Exercise directions
Output the material beneath this task exactly, images excluded.

Listed entries
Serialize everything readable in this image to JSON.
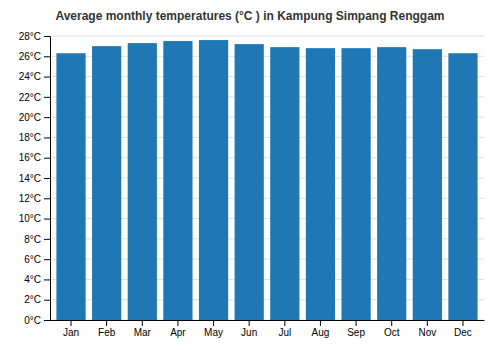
{
  "chart_data": {
    "type": "bar",
    "title": "Average monthly temperatures (°C ) in Kampung Simpang Renggam",
    "categories": [
      "Jan",
      "Feb",
      "Mar",
      "Apr",
      "May",
      "Jun",
      "Jul",
      "Aug",
      "Sep",
      "Oct",
      "Nov",
      "Dec"
    ],
    "values": [
      26.3,
      27.0,
      27.3,
      27.5,
      27.6,
      27.2,
      26.9,
      26.8,
      26.8,
      26.9,
      26.7,
      26.3
    ],
    "ylim": [
      0,
      28
    ],
    "yticks": [
      {
        "value": 0,
        "label": "0°C"
      },
      {
        "value": 2,
        "label": "2°C"
      },
      {
        "value": 4,
        "label": "4°C"
      },
      {
        "value": 6,
        "label": "6°C"
      },
      {
        "value": 8,
        "label": "8°C"
      },
      {
        "value": 10,
        "label": "10°C"
      },
      {
        "value": 12,
        "label": "12°C"
      },
      {
        "value": 14,
        "label": "14°C"
      },
      {
        "value": 16,
        "label": "16°C"
      },
      {
        "value": 18,
        "label": "18°C"
      },
      {
        "value": 20,
        "label": "20°C"
      },
      {
        "value": 22,
        "label": "22°C"
      },
      {
        "value": 24,
        "label": "24°C"
      },
      {
        "value": 26,
        "label": "26°C"
      },
      {
        "value": 28,
        "label": "28°C"
      }
    ],
    "grid": true
  }
}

Solution for this exercise
Serialize everything readable in this image to JSON.
{
  "chart_data": {
    "type": "bar",
    "title": "Average monthly temperatures (°C ) in Kampung Simpang Renggam",
    "categories": [
      "Jan",
      "Feb",
      "Mar",
      "Apr",
      "May",
      "Jun",
      "Jul",
      "Aug",
      "Sep",
      "Oct",
      "Nov",
      "Dec"
    ],
    "values": [
      26.3,
      27.0,
      27.3,
      27.5,
      27.6,
      27.2,
      26.9,
      26.8,
      26.8,
      26.9,
      26.7,
      26.3
    ],
    "ylim": [
      0,
      28
    ],
    "yticks": [
      {
        "value": 0,
        "label": "0°C"
      },
      {
        "value": 2,
        "label": "2°C"
      },
      {
        "value": 4,
        "label": "4°C"
      },
      {
        "value": 6,
        "label": "6°C"
      },
      {
        "value": 8,
        "label": "8°C"
      },
      {
        "value": 10,
        "label": "10°C"
      },
      {
        "value": 12,
        "label": "12°C"
      },
      {
        "value": 14,
        "label": "14°C"
      },
      {
        "value": 16,
        "label": "16°C"
      },
      {
        "value": 18,
        "label": "18°C"
      },
      {
        "value": 20,
        "label": "20°C"
      },
      {
        "value": 22,
        "label": "22°C"
      },
      {
        "value": 24,
        "label": "24°C"
      },
      {
        "value": 26,
        "label": "26°C"
      },
      {
        "value": 28,
        "label": "28°C"
      }
    ],
    "grid": true
  }
}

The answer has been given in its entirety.